Which lines include the word "version"? Copy each of them.

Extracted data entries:
(begin)

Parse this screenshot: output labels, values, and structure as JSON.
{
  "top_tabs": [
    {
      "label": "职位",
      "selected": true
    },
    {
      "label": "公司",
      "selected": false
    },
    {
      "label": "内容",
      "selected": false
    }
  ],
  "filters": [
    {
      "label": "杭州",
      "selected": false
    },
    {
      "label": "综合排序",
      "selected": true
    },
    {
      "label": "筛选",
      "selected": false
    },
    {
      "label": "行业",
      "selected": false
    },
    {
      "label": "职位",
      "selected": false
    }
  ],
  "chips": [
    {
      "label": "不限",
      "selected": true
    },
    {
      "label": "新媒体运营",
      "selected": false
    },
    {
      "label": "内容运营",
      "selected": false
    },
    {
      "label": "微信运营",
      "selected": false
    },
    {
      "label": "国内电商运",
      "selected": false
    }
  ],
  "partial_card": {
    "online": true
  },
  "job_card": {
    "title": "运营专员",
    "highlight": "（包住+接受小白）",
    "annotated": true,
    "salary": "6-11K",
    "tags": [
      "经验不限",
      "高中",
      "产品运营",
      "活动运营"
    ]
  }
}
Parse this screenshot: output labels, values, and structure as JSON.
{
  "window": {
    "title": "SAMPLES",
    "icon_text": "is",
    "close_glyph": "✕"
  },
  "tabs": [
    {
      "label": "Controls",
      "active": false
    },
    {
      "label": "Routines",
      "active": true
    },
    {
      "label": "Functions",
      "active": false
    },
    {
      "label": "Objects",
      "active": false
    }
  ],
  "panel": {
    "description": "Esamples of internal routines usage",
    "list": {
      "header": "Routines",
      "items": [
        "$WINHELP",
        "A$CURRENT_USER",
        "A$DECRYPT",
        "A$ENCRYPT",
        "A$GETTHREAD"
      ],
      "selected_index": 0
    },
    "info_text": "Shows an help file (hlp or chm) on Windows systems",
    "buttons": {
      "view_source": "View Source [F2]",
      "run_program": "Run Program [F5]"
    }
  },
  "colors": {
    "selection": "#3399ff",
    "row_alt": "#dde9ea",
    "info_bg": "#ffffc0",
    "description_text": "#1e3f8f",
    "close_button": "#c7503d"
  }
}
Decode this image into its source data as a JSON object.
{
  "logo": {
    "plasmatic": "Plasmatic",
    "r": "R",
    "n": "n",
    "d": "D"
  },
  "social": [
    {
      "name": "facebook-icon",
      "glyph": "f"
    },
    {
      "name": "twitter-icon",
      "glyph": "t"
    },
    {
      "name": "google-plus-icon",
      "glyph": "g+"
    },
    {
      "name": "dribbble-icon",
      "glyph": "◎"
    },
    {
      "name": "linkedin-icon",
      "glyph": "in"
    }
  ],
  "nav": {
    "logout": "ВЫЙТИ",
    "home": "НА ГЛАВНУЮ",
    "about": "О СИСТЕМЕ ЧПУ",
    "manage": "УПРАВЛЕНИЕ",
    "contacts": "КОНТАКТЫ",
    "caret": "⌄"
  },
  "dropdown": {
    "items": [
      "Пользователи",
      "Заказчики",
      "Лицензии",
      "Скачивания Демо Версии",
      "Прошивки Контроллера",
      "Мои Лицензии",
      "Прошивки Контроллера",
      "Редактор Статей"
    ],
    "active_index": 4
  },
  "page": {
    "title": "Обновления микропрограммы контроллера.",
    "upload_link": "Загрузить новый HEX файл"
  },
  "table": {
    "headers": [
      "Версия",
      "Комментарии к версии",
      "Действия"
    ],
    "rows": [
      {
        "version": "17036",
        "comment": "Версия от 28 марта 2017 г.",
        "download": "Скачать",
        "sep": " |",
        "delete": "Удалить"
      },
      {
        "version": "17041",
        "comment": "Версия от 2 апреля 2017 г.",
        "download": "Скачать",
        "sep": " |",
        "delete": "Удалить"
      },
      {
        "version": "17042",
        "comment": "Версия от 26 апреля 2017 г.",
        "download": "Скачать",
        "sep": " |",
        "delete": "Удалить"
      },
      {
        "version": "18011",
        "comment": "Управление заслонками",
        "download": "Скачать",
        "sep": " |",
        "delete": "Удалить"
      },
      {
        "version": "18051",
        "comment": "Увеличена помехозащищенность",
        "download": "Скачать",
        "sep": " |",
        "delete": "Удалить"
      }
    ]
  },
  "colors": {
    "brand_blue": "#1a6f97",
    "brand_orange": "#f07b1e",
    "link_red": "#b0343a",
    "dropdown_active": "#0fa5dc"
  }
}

(end)

* _Answer to the problem_:
        "version": "17036",
        "version": "17041",
        "version": "17042",
        "version": "18011",
        "version": "18051",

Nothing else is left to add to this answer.